----- STORED DATA -----

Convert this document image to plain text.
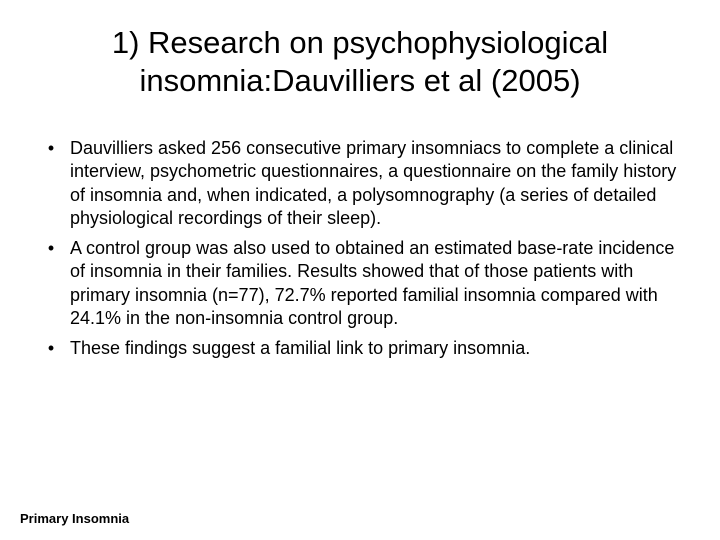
1) Research on psychophysiological
insomnia:Dauvilliers et al (2005)
• Dauvilliers asked 256 consecutive primary insomniacs to complete a clinical interview, psychometric questionnaires, a questionnaire on the family history of insomnia and, when indicated, a polysomnography (a series of detailed physiological recordings of their sleep).
• A control group was also used to obtained an estimated base-rate incidence of insomnia in their families. Results showed that of those patients with primary insomnia (n=77), 72.7% reported familial insomnia compared with 24.1% in the non-insomnia control group.
• These findings suggest a familial link to primary insomnia.
Primary Insomnia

-----

- **TASK GOAL**
Only the number is wanted: how many lines of these entries contain the string "their"?

- **SOLUTION TO THIS TASK**
2